WHAT IS EXPECTED:
Quote all of the data below exactly, please.

DATA EXTRACT:

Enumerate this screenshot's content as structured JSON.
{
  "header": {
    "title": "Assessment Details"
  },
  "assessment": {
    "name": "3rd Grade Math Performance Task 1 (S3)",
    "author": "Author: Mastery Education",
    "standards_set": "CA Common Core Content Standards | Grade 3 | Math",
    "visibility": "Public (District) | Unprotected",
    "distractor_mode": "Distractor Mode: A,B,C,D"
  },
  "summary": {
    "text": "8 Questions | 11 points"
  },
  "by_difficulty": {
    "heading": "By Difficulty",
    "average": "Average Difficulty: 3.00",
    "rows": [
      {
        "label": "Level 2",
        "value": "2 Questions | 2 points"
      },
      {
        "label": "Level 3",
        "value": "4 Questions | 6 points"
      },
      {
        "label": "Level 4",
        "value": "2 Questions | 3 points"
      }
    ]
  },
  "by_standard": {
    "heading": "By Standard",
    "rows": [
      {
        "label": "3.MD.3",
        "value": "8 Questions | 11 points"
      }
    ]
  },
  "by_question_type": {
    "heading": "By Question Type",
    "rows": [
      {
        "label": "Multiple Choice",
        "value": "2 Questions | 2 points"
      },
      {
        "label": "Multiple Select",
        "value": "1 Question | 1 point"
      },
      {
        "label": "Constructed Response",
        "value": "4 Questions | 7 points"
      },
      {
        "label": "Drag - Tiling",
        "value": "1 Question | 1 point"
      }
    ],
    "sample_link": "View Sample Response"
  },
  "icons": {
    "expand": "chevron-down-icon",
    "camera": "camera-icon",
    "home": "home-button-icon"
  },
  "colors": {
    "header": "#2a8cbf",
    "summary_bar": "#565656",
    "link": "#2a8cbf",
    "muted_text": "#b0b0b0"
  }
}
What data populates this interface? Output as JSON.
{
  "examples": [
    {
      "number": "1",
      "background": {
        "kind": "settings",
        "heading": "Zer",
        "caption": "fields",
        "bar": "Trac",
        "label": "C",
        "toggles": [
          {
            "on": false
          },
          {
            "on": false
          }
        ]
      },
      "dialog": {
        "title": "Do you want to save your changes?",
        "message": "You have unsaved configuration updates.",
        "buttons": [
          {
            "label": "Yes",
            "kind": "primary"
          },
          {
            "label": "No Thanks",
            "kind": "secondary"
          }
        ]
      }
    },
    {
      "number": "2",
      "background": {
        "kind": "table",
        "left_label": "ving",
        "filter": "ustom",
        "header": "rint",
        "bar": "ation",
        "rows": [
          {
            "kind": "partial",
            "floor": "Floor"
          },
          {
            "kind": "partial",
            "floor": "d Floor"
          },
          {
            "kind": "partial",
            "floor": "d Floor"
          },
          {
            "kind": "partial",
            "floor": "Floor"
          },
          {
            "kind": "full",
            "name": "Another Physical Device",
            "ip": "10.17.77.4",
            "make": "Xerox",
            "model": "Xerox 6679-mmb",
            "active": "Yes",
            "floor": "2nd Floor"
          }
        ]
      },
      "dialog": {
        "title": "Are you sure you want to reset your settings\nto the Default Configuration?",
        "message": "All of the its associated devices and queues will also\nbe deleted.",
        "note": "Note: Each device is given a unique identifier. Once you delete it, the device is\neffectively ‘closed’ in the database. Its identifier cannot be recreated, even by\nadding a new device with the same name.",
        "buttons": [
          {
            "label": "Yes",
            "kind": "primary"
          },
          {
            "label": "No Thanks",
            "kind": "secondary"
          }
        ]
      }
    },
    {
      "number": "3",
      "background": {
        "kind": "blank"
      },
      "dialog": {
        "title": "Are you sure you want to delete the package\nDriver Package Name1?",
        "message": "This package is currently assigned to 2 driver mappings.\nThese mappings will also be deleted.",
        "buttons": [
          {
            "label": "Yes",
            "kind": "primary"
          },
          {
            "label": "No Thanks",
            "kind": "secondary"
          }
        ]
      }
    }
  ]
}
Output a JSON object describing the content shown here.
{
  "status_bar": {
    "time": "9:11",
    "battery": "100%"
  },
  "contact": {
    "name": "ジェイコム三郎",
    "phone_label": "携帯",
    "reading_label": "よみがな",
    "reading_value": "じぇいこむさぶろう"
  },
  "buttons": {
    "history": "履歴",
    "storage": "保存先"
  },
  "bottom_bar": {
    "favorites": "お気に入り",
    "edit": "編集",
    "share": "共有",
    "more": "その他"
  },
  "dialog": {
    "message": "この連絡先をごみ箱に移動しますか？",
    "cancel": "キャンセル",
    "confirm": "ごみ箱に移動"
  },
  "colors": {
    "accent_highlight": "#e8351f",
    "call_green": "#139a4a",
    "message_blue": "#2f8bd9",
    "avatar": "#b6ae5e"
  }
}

OUTPUT FOR THIS EXERCISE:
Enumerate this screenshot's content as structured JSON.
{
  "header": {
    "title": "Assessment Details"
  },
  "assessment": {
    "name": "3rd Grade Math Performance Task 1 (S3)",
    "author": "Author: Mastery Education",
    "standards_set": "CA Common Core Content Standards | Grade 3 | Math",
    "visibility": "Public (District) | Unprotected",
    "distractor_mode": "Distractor Mode: A,B,C,D"
  },
  "summary": {
    "text": "8 Questions | 11 points"
  },
  "by_difficulty": {
    "heading": "By Difficulty",
    "average": "Average Difficulty: 3.00",
    "rows": [
      {
        "label": "Level 2",
        "value": "2 Questions | 2 points"
      },
      {
        "label": "Level 3",
        "value": "4 Questions | 6 points"
      },
      {
        "label": "Level 4",
        "value": "2 Questions | 3 points"
      }
    ]
  },
  "by_standard": {
    "heading": "By Standard",
    "rows": [
      {
        "label": "3.MD.3",
        "value": "8 Questions | 11 points"
      }
    ]
  },
  "by_question_type": {
    "heading": "By Question Type",
    "rows": [
      {
        "label": "Multiple Choice",
        "value": "2 Questions | 2 points"
      },
      {
        "label": "Multiple Select",
        "value": "1 Question | 1 point"
      },
      {
        "label": "Constructed Response",
        "value": "4 Questions | 7 points"
      },
      {
        "label": "Drag - Tiling",
        "value": "1 Question | 1 point"
      }
    ],
    "sample_link": "View Sample Response"
  },
  "icons": {
    "expand": "chevron-down-icon",
    "camera": "camera-icon",
    "home": "home-button-icon"
  },
  "colors": {
    "header": "#2a8cbf",
    "summary_bar": "#565656",
    "link": "#2a8cbf",
    "muted_text": "#b0b0b0"
  }
}
What data populates this interface? Output as JSON.
{
  "examples": [
    {
      "number": "1",
      "background": {
        "kind": "settings",
        "heading": "Zer",
        "caption": "fields",
        "bar": "Trac",
        "label": "C",
        "toggles": [
          {
            "on": false
          },
          {
            "on": false
          }
        ]
      },
      "dialog": {
        "title": "Do you want to save your changes?",
        "message": "You have unsaved configuration updates.",
        "buttons": [
          {
            "label": "Yes",
            "kind": "primary"
          },
          {
            "label": "No Thanks",
            "kind": "secondary"
          }
        ]
      }
    },
    {
      "number": "2",
      "background": {
        "kind": "table",
        "left_label": "ving",
        "filter": "ustom",
        "header": "rint",
        "bar": "ation",
        "rows": [
          {
            "kind": "partial",
            "floor": "Floor"
          },
          {
            "kind": "partial",
            "floor": "d Floor"
          },
          {
            "kind": "partial",
            "floor": "d Floor"
          },
          {
            "kind": "partial",
            "floor": "Floor"
          },
          {
            "kind": "full",
            "name": "Another Physical Device",
            "ip": "10.17.77.4",
            "make": "Xerox",
            "model": "Xerox 6679-mmb",
            "active": "Yes",
            "floor": "2nd Floor"
          }
        ]
      },
      "dialog": {
        "title": "Are you sure you want to reset your settings\nto the Default Configuration?",
        "message": "All of the its associated devices and queues will also\nbe deleted.",
        "note": "Note: Each device is given a unique identifier. Once you delete it, the device is\neffectively ‘closed’ in the database. Its identifier cannot be recreated, even by\nadding a new device with the same name.",
        "buttons": [
          {
            "label": "Yes",
            "kind": "primary"
          },
          {
            "label": "No Thanks",
            "kind": "secondary"
          }
        ]
      }
    },
    {
      "number": "3",
      "background": {
        "kind": "blank"
      },
      "dialog": {
        "title": "Are you sure you want to delete the package\nDriver Package Name1?",
        "message": "This package is currently assigned to 2 driver mappings.\nThese mappings will also be deleted.",
        "buttons": [
          {
            "label": "Yes",
            "kind": "primary"
          },
          {
            "label": "No Thanks",
            "kind": "secondary"
          }
        ]
      }
    }
  ]
}
Output a JSON object describing the content shown here.
{
  "status_bar": {
    "time": "9:11",
    "battery": "100%"
  },
  "contact": {
    "name": "ジェイコム三郎",
    "phone_label": "携帯",
    "reading_label": "よみがな",
    "reading_value": "じぇいこむさぶろう"
  },
  "buttons": {
    "history": "履歴",
    "storage": "保存先"
  },
  "bottom_bar": {
    "favorites": "お気に入り",
    "edit": "編集",
    "share": "共有",
    "more": "その他"
  },
  "dialog": {
    "message": "この連絡先をごみ箱に移動しますか？",
    "cancel": "キャンセル",
    "confirm": "ごみ箱に移動"
  },
  "colors": {
    "accent_highlight": "#e8351f",
    "call_green": "#139a4a",
    "message_blue": "#2f8bd9",
    "avatar": "#b6ae5e"
  }
}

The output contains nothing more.